>> START Extracted information

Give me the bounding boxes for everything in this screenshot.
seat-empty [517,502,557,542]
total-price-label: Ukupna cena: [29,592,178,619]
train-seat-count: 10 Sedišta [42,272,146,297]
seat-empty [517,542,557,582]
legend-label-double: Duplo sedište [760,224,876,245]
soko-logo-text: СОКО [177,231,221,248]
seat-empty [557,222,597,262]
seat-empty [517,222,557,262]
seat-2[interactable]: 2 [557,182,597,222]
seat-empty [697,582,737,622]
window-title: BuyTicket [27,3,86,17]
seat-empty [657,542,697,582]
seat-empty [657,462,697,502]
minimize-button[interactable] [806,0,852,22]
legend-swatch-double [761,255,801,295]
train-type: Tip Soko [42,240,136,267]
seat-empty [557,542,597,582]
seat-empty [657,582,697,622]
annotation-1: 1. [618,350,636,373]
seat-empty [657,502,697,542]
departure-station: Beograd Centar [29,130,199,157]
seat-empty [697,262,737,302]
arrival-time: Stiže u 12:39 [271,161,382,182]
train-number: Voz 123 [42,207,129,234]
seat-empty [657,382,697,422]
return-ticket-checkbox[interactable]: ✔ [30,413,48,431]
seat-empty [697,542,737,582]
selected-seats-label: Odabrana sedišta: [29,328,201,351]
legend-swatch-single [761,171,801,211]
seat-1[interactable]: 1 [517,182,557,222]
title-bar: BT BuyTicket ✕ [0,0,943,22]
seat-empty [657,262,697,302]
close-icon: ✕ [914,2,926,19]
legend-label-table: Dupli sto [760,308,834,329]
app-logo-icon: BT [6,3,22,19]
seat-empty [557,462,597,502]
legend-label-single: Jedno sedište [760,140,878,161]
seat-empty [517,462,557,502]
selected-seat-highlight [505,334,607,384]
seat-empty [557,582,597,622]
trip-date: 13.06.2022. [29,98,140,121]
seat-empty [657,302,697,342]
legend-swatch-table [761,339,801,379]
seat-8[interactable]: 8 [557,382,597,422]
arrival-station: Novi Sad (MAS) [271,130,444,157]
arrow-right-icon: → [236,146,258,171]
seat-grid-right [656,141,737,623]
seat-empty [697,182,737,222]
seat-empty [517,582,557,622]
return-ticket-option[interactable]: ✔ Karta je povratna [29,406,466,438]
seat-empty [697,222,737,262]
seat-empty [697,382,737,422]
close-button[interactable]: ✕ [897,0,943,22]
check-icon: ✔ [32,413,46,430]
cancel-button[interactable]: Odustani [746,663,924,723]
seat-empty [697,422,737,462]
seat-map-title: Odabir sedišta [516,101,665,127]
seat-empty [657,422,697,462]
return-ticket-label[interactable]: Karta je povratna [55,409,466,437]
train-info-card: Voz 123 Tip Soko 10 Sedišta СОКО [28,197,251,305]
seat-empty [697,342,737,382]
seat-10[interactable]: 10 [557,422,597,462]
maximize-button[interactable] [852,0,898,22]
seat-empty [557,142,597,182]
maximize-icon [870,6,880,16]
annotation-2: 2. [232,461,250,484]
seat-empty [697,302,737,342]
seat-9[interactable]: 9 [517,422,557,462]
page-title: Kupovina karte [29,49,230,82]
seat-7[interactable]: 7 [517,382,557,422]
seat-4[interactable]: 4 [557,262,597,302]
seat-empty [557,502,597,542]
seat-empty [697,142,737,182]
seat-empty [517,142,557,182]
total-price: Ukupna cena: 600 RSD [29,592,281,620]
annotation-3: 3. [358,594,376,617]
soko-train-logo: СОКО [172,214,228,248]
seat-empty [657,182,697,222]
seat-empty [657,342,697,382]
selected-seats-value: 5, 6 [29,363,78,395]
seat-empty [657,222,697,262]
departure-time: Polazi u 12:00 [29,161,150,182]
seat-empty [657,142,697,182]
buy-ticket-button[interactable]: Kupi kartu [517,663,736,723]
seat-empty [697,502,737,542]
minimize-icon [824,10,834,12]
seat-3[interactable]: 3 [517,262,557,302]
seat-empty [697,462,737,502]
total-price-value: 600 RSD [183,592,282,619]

>> END Extracted information

What you have to do: Copy everything from the first row down to the row containing "seat-empty [657,502,697,542]", changing each "seat-empty" to "seat-open" and leaving all else untouched.

Task result:
Give me the bounding boxes for everything in this screenshot.
seat-open [517,502,557,542]
total-price-label: Ukupna cena: [29,592,178,619]
train-seat-count: 10 Sedišta [42,272,146,297]
seat-open [517,542,557,582]
legend-label-double: Duplo sedište [760,224,876,245]
soko-logo-text: СОКО [177,231,221,248]
seat-open [557,222,597,262]
seat-open [517,222,557,262]
seat-2[interactable]: 2 [557,182,597,222]
seat-open [697,582,737,622]
window-title: BuyTicket [27,3,86,17]
seat-open [657,542,697,582]
seat-open [657,462,697,502]
minimize-button[interactable] [806,0,852,22]
legend-swatch-double [761,255,801,295]
train-type: Tip Soko [42,240,136,267]
seat-open [557,542,597,582]
seat-open [657,582,697,622]
annotation-1: 1. [618,350,636,373]
seat-open [657,502,697,542]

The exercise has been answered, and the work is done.